▶ _Problem to work on_
Retype all the entries word for word, but omit the pictures.

▶ _Data rows_
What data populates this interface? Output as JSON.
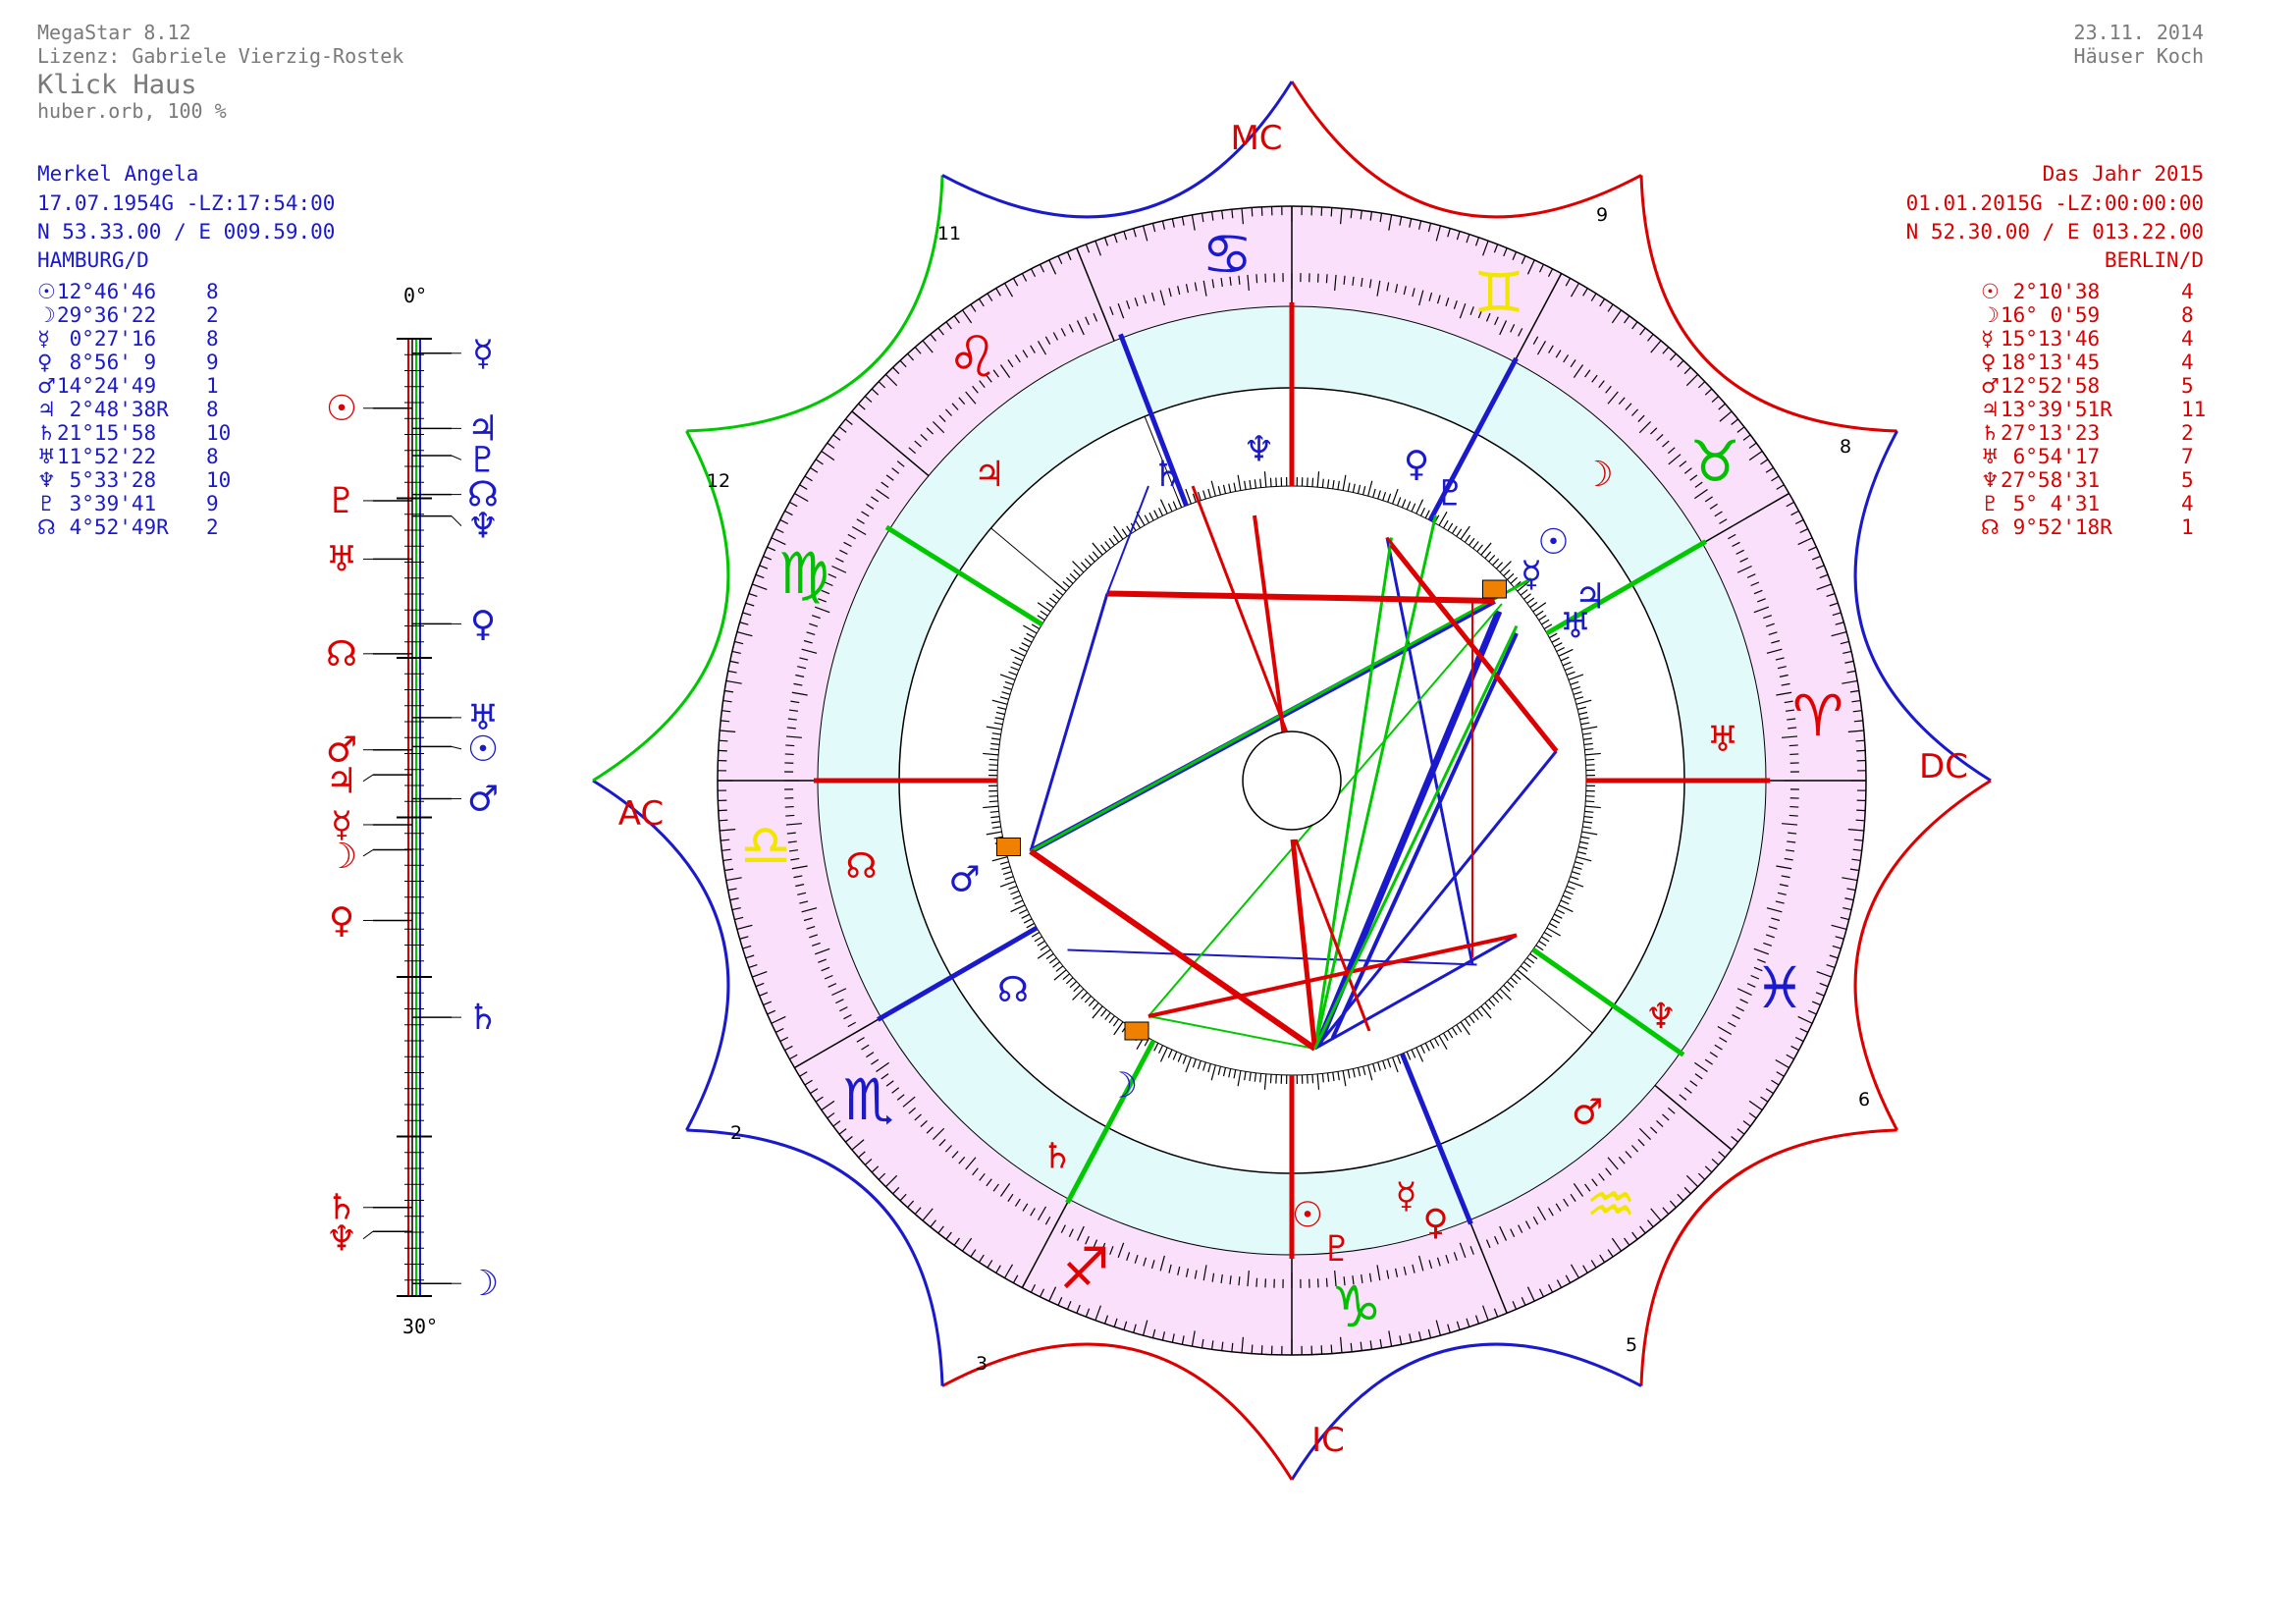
{
  "header": {
    "program": "MegaStar 8.12",
    "license": "Lizenz: Gabriele Vierzig-Rostek",
    "mode": "Klick Haus",
    "orb": "huber.orb,  100  %",
    "date": "23.11. 2014",
    "house_system": "Häuser Koch"
  },
  "natal": {
    "name": "Merkel Angela",
    "date": "17.07.1954G -LZ:17:54:00",
    "coords": "N 53.33.00 / E 009.59.00",
    "place": "HAMBURG/D",
    "planets": [
      {
        "glyph": "☉",
        "position": "12°46'46",
        "house": "8"
      },
      {
        "glyph": "☽",
        "position": "29°36'22",
        "house": "2"
      },
      {
        "glyph": "☿",
        "position": " 0°27'16",
        "house": "8"
      },
      {
        "glyph": "♀",
        "position": " 8°56' 9",
        "house": "9"
      },
      {
        "glyph": "♂",
        "position": "14°24'49",
        "house": "1"
      },
      {
        "glyph": "♃",
        "position": " 2°48'38R",
        "house": "8"
      },
      {
        "glyph": "♄",
        "position": "21°15'58",
        "house": "10"
      },
      {
        "glyph": "♅",
        "position": "11°52'22",
        "house": "8"
      },
      {
        "glyph": "♆",
        "position": " 5°33'28",
        "house": "10"
      },
      {
        "glyph": "♇",
        "position": " 3°39'41",
        "house": "9"
      },
      {
        "glyph": "☊",
        "position": " 4°52'49R",
        "house": "2"
      }
    ]
  },
  "transit": {
    "name": "Das Jahr 2015",
    "date": "01.01.2015G -LZ:00:00:00",
    "coords": "N 52.30.00 / E 013.22.00",
    "place": "BERLIN/D",
    "planets": [
      {
        "glyph": "☉",
        "position": " 2°10'38",
        "house": "4"
      },
      {
        "glyph": "☽",
        "position": "16° 0'59",
        "house": "8"
      },
      {
        "glyph": "☿",
        "position": "15°13'46",
        "house": "4"
      },
      {
        "glyph": "♀",
        "position": "18°13'45",
        "house": "4"
      },
      {
        "glyph": "♂",
        "position": "12°52'58",
        "house": "5"
      },
      {
        "glyph": "♃",
        "position": "13°39'51R",
        "house": "11"
      },
      {
        "glyph": "♄",
        "position": "27°13'23",
        "house": "2"
      },
      {
        "glyph": "♅",
        "position": " 6°54'17",
        "house": "7"
      },
      {
        "glyph": "♆",
        "position": "27°58'31",
        "house": "5"
      },
      {
        "glyph": "♇",
        "position": " 5° 4'31",
        "house": "4"
      },
      {
        "glyph": "☊",
        "position": " 9°52'18R",
        "house": "1"
      }
    ]
  },
  "dial": {
    "top": "0°",
    "bottom": "30°"
  },
  "wheel": {
    "angles": {
      "mc": "MC",
      "ac": "AC",
      "dc": "DC",
      "ic": "IC"
    },
    "houses": [
      "11",
      "9",
      "12",
      "8",
      "2",
      "6",
      "3",
      "5"
    ],
    "signs": [
      {
        "glyph": "♈",
        "color": "#e00000"
      },
      {
        "glyph": "♉",
        "color": "#00c000"
      },
      {
        "glyph": "♊",
        "color": "#f2e600"
      },
      {
        "glyph": "♋",
        "color": "#1a1acc"
      },
      {
        "glyph": "♌",
        "color": "#e00000"
      },
      {
        "glyph": "♍",
        "color": "#00c000"
      },
      {
        "glyph": "♎",
        "color": "#f2e600"
      },
      {
        "glyph": "♏",
        "color": "#1a1acc"
      },
      {
        "glyph": "♐",
        "color": "#e00000"
      },
      {
        "glyph": "♑",
        "color": "#00c000"
      },
      {
        "glyph": "♒",
        "color": "#f2e600"
      },
      {
        "glyph": "♓",
        "color": "#1a1acc"
      }
    ]
  }
}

▶ _Exercise response_
What data populates this interface? Output as JSON.
{
  "header": {
    "program": "MegaStar 8.12",
    "license": "Lizenz: Gabriele Vierzig-Rostek",
    "mode": "Klick Haus",
    "orb": "huber.orb,  100  %",
    "date": "23.11. 2014",
    "house_system": "Häuser Koch"
  },
  "natal": {
    "name": "Merkel Angela",
    "date": "17.07.1954G -LZ:17:54:00",
    "coords": "N 53.33.00 / E 009.59.00",
    "place": "HAMBURG/D",
    "planets": [
      {
        "glyph": "☉",
        "position": "12°46'46",
        "house": "8"
      },
      {
        "glyph": "☽",
        "position": "29°36'22",
        "house": "2"
      },
      {
        "glyph": "☿",
        "position": " 0°27'16",
        "house": "8"
      },
      {
        "glyph": "♀",
        "position": " 8°56' 9",
        "house": "9"
      },
      {
        "glyph": "♂",
        "position": "14°24'49",
        "house": "1"
      },
      {
        "glyph": "♃",
        "position": " 2°48'38R",
        "house": "8"
      },
      {
        "glyph": "♄",
        "position": "21°15'58",
        "house": "10"
      },
      {
        "glyph": "♅",
        "position": "11°52'22",
        "house": "8"
      },
      {
        "glyph": "♆",
        "position": " 5°33'28",
        "house": "10"
      },
      {
        "glyph": "♇",
        "position": " 3°39'41",
        "house": "9"
      },
      {
        "glyph": "☊",
        "position": " 4°52'49R",
        "house": "2"
      }
    ]
  },
  "transit": {
    "name": "Das Jahr 2015",
    "date": "01.01.2015G -LZ:00:00:00",
    "coords": "N 52.30.00 / E 013.22.00",
    "place": "BERLIN/D",
    "planets": [
      {
        "glyph": "☉",
        "position": " 2°10'38",
        "house": "4"
      },
      {
        "glyph": "☽",
        "position": "16° 0'59",
        "house": "8"
      },
      {
        "glyph": "☿",
        "position": "15°13'46",
        "house": "4"
      },
      {
        "glyph": "♀",
        "position": "18°13'45",
        "house": "4"
      },
      {
        "glyph": "♂",
        "position": "12°52'58",
        "house": "5"
      },
      {
        "glyph": "♃",
        "position": "13°39'51R",
        "house": "11"
      },
      {
        "glyph": "♄",
        "position": "27°13'23",
        "house": "2"
      },
      {
        "glyph": "♅",
        "position": " 6°54'17",
        "house": "7"
      },
      {
        "glyph": "♆",
        "position": "27°58'31",
        "house": "5"
      },
      {
        "glyph": "♇",
        "position": " 5° 4'31",
        "house": "4"
      },
      {
        "glyph": "☊",
        "position": " 9°52'18R",
        "house": "1"
      }
    ]
  },
  "dial": {
    "top": "0°",
    "bottom": "30°"
  },
  "wheel": {
    "angles": {
      "mc": "MC",
      "ac": "AC",
      "dc": "DC",
      "ic": "IC"
    },
    "houses": [
      "11",
      "9",
      "12",
      "8",
      "2",
      "6",
      "3",
      "5"
    ],
    "signs": [
      {
        "glyph": "♈",
        "color": "#e00000"
      },
      {
        "glyph": "♉",
        "color": "#00c000"
      },
      {
        "glyph": "♊",
        "color": "#f2e600"
      },
      {
        "glyph": "♋",
        "color": "#1a1acc"
      },
      {
        "glyph": "♌",
        "color": "#e00000"
      },
      {
        "glyph": "♍",
        "color": "#00c000"
      },
      {
        "glyph": "♎",
        "color": "#f2e600"
      },
      {
        "glyph": "♏",
        "color": "#1a1acc"
      },
      {
        "glyph": "♐",
        "color": "#e00000"
      },
      {
        "glyph": "♑",
        "color": "#00c000"
      },
      {
        "glyph": "♒",
        "color": "#f2e600"
      },
      {
        "glyph": "♓",
        "color": "#1a1acc"
      }
    ]
  }
}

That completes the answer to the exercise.